* **TASK BRIEF**: Reproduce all entries precisely, down to the last character.

* **EXERCISE INPUT**:
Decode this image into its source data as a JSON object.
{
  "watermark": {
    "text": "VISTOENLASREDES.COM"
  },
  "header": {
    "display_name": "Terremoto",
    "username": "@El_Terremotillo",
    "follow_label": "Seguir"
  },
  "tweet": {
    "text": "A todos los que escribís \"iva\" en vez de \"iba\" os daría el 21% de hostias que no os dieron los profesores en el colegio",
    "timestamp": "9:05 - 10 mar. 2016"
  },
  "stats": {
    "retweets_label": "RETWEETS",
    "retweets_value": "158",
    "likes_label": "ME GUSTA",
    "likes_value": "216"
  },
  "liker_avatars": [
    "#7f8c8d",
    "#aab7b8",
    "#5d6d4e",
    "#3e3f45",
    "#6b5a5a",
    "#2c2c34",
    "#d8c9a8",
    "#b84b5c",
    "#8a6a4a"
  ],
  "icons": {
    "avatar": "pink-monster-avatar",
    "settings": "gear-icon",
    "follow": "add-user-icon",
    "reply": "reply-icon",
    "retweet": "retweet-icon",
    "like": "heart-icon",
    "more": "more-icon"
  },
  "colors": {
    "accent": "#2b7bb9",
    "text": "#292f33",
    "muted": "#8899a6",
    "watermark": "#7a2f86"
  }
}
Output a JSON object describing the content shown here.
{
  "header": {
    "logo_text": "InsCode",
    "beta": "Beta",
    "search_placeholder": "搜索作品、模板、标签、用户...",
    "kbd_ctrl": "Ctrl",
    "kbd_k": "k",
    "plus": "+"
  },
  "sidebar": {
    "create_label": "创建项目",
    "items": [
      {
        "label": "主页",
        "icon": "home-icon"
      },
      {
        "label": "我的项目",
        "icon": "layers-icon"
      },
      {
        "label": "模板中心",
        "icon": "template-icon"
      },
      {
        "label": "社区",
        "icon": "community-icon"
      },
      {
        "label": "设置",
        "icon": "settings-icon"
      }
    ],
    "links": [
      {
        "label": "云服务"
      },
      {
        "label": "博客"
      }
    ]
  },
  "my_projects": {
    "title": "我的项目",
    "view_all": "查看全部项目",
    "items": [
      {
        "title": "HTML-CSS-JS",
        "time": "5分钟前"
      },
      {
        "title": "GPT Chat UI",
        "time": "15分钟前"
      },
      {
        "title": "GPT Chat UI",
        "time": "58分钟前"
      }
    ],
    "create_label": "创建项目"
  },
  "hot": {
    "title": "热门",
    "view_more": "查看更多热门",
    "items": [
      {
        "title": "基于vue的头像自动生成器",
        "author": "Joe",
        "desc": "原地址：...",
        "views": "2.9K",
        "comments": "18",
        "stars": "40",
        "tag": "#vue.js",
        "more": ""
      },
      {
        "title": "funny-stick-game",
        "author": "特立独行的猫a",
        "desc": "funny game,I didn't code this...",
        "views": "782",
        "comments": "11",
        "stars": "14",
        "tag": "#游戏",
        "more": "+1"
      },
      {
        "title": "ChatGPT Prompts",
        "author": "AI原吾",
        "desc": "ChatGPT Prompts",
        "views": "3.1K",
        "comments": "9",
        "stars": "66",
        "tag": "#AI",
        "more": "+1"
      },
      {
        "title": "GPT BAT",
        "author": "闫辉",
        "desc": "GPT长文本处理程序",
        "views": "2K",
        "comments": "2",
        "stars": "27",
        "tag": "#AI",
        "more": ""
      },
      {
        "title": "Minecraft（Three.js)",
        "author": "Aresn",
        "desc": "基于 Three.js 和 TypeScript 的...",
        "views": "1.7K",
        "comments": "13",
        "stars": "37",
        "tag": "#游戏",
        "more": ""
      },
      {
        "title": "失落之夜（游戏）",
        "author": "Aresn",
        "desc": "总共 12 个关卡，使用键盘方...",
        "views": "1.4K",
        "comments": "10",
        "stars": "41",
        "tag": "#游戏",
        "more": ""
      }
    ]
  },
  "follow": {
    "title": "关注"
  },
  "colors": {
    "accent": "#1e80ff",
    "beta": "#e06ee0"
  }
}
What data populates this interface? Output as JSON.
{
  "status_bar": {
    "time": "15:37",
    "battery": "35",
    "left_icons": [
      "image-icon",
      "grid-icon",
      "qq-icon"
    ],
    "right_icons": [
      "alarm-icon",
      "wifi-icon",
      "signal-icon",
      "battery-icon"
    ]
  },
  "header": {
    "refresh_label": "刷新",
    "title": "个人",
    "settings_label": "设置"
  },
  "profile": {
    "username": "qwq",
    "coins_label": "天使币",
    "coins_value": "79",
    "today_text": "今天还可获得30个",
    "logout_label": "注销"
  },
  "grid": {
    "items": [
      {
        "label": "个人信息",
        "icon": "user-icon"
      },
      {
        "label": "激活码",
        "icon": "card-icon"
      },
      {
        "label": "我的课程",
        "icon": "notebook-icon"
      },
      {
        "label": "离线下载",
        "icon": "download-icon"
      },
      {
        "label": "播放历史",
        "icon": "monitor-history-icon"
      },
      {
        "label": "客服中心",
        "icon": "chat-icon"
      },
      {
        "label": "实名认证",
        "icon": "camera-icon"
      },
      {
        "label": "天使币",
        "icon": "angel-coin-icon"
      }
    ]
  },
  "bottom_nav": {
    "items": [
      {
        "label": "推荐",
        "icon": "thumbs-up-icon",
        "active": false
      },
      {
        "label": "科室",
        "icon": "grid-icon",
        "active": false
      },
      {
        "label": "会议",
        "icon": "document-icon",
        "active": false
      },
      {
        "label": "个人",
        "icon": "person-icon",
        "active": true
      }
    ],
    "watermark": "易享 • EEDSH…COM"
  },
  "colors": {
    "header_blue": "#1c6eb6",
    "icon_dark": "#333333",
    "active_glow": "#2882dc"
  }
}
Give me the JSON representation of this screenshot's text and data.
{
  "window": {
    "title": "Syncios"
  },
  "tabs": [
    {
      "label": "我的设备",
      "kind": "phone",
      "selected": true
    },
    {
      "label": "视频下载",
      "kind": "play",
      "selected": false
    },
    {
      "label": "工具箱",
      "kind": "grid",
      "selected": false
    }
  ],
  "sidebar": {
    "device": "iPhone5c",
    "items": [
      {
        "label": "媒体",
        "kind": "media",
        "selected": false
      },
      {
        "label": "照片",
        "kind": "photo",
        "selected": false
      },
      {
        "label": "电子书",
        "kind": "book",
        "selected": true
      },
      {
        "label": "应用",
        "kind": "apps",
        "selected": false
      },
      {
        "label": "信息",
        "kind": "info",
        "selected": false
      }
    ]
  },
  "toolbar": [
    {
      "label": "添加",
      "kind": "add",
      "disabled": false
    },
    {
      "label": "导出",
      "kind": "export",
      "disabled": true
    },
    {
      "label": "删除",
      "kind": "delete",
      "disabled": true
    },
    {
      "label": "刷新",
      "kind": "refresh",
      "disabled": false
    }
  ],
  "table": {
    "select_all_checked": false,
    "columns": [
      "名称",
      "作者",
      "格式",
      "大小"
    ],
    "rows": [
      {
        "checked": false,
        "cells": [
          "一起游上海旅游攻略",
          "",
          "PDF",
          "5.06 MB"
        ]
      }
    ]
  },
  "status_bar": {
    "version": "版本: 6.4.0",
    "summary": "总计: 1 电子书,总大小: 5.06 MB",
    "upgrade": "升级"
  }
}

* **SOLUTION FOR THIS EXERCISE**:
Decode this image into its source data as a JSON object.
{
  "watermark": {
    "text": "VISTOENLASREDES.COM"
  },
  "header": {
    "display_name": "Terremoto",
    "username": "@El_Terremotillo",
    "follow_label": "Seguir"
  },
  "tweet": {
    "text": "A todos los que escribís \"iva\" en vez de \"iba\" os daría el 21% de hostias que no os dieron los profesores en el colegio",
    "timestamp": "9:05 - 10 mar. 2016"
  },
  "stats": {
    "retweets_label": "RETWEETS",
    "retweets_value": "158",
    "likes_label": "ME GUSTA",
    "likes_value": "216"
  },
  "liker_avatars": [
    "#7f8c8d",
    "#aab7b8",
    "#5d6d4e",
    "#3e3f45",
    "#6b5a5a",
    "#2c2c34",
    "#d8c9a8",
    "#b84b5c",
    "#8a6a4a"
  ],
  "icons": {
    "avatar": "pink-monster-avatar",
    "settings": "gear-icon",
    "follow": "add-user-icon",
    "reply": "reply-icon",
    "retweet": "retweet-icon",
    "like": "heart-icon",
    "more": "more-icon"
  },
  "colors": {
    "accent": "#2b7bb9",
    "text": "#292f33",
    "muted": "#8899a6",
    "watermark": "#7a2f86"
  }
}
Output a JSON object describing the content shown here.
{
  "header": {
    "logo_text": "InsCode",
    "beta": "Beta",
    "search_placeholder": "搜索作品、模板、标签、用户...",
    "kbd_ctrl": "Ctrl",
    "kbd_k": "k",
    "plus": "+"
  },
  "sidebar": {
    "create_label": "创建项目",
    "items": [
      {
        "label": "主页",
        "icon": "home-icon"
      },
      {
        "label": "我的项目",
        "icon": "layers-icon"
      },
      {
        "label": "模板中心",
        "icon": "template-icon"
      },
      {
        "label": "社区",
        "icon": "community-icon"
      },
      {
        "label": "设置",
        "icon": "settings-icon"
      }
    ],
    "links": [
      {
        "label": "云服务"
      },
      {
        "label": "博客"
      }
    ]
  },
  "my_projects": {
    "title": "我的项目",
    "view_all": "查看全部项目",
    "items": [
      {
        "title": "HTML-CSS-JS",
        "time": "5分钟前"
      },
      {
        "title": "GPT Chat UI",
        "time": "15分钟前"
      },
      {
        "title": "GPT Chat UI",
        "time": "58分钟前"
      }
    ],
    "create_label": "创建项目"
  },
  "hot": {
    "title": "热门",
    "view_more": "查看更多热门",
    "items": [
      {
        "title": "基于vue的头像自动生成器",
        "author": "Joe",
        "desc": "原地址：...",
        "views": "2.9K",
        "comments": "18",
        "stars": "40",
        "tag": "#vue.js",
        "more": ""
      },
      {
        "title": "funny-stick-game",
        "author": "特立独行的猫a",
        "desc": "funny game,I didn't code this...",
        "views": "782",
        "comments": "11",
        "stars": "14",
        "tag": "#游戏",
        "more": "+1"
      },
      {
        "title": "ChatGPT Prompts",
        "author": "AI原吾",
        "desc": "ChatGPT Prompts",
        "views": "3.1K",
        "comments": "9",
        "stars": "66",
        "tag": "#AI",
        "more": "+1"
      },
      {
        "title": "GPT BAT",
        "author": "闫辉",
        "desc": "GPT长文本处理程序",
        "views": "2K",
        "comments": "2",
        "stars": "27",
        "tag": "#AI",
        "more": ""
      },
      {
        "title": "Minecraft（Three.js)",
        "author": "Aresn",
        "desc": "基于 Three.js 和 TypeScript 的...",
        "views": "1.7K",
        "comments": "13",
        "stars": "37",
        "tag": "#游戏",
        "more": ""
      },
      {
        "title": "失落之夜（游戏）",
        "author": "Aresn",
        "desc": "总共 12 个关卡，使用键盘方...",
        "views": "1.4K",
        "comments": "10",
        "stars": "41",
        "tag": "#游戏",
        "more": ""
      }
    ]
  },
  "follow": {
    "title": "关注"
  },
  "colors": {
    "accent": "#1e80ff",
    "beta": "#e06ee0"
  }
}
What data populates this interface? Output as JSON.
{
  "status_bar": {
    "time": "15:37",
    "battery": "35",
    "left_icons": [
      "image-icon",
      "grid-icon",
      "qq-icon"
    ],
    "right_icons": [
      "alarm-icon",
      "wifi-icon",
      "signal-icon",
      "battery-icon"
    ]
  },
  "header": {
    "refresh_label": "刷新",
    "title": "个人",
    "settings_label": "设置"
  },
  "profile": {
    "username": "qwq",
    "coins_label": "天使币",
    "coins_value": "79",
    "today_text": "今天还可获得30个",
    "logout_label": "注销"
  },
  "grid": {
    "items": [
      {
        "label": "个人信息",
        "icon": "user-icon"
      },
      {
        "label": "激活码",
        "icon": "card-icon"
      },
      {
        "label": "我的课程",
        "icon": "notebook-icon"
      },
      {
        "label": "离线下载",
        "icon": "download-icon"
      },
      {
        "label": "播放历史",
        "icon": "monitor-history-icon"
      },
      {
        "label": "客服中心",
        "icon": "chat-icon"
      },
      {
        "label": "实名认证",
        "icon": "camera-icon"
      },
      {
        "label": "天使币",
        "icon": "angel-coin-icon"
      }
    ]
  },
  "bottom_nav": {
    "items": [
      {
        "label": "推荐",
        "icon": "thumbs-up-icon",
        "active": false
      },
      {
        "label": "科室",
        "icon": "grid-icon",
        "active": false
      },
      {
        "label": "会议",
        "icon": "document-icon",
        "active": false
      },
      {
        "label": "个人",
        "icon": "person-icon",
        "active": true
      }
    ],
    "watermark": "易享 • EEDSH…COM"
  },
  "colors": {
    "header_blue": "#1c6eb6",
    "icon_dark": "#333333",
    "active_glow": "#2882dc"
  }
}
Give me the JSON representation of this screenshot's text and data.
{
  "window": {
    "title": "Syncios"
  },
  "tabs": [
    {
      "label": "我的设备",
      "kind": "phone",
      "selected": true
    },
    {
      "label": "视频下载",
      "kind": "play",
      "selected": false
    },
    {
      "label": "工具箱",
      "kind": "grid",
      "selected": false
    }
  ],
  "sidebar": {
    "device": "iPhone5c",
    "items": [
      {
        "label": "媒体",
        "kind": "media",
        "selected": false
      },
      {
        "label": "照片",
        "kind": "photo",
        "selected": false
      },
      {
        "label": "电子书",
        "kind": "book",
        "selected": true
      },
      {
        "label": "应用",
        "kind": "apps",
        "selected": false
      },
      {
        "label": "信息",
        "kind": "info",
        "selected": false
      }
    ]
  },
  "toolbar": [
    {
      "label": "添加",
      "kind": "add",
      "disabled": false
    },
    {
      "label": "导出",
      "kind": "export",
      "disabled": true
    },
    {
      "label": "删除",
      "kind": "delete",
      "disabled": true
    },
    {
      "label": "刷新",
      "kind": "refresh",
      "disabled": false
    }
  ],
  "table": {
    "select_all_checked": false,
    "columns": [
      "名称",
      "作者",
      "格式",
      "大小"
    ],
    "rows": [
      {
        "checked": false,
        "cells": [
          "一起游上海旅游攻略",
          "",
          "PDF",
          "5.06 MB"
        ]
      }
    ]
  },
  "status_bar": {
    "version": "版本: 6.4.0",
    "summary": "总计: 1 电子书,总大小: 5.06 MB",
    "upgrade": "升级"
  }
}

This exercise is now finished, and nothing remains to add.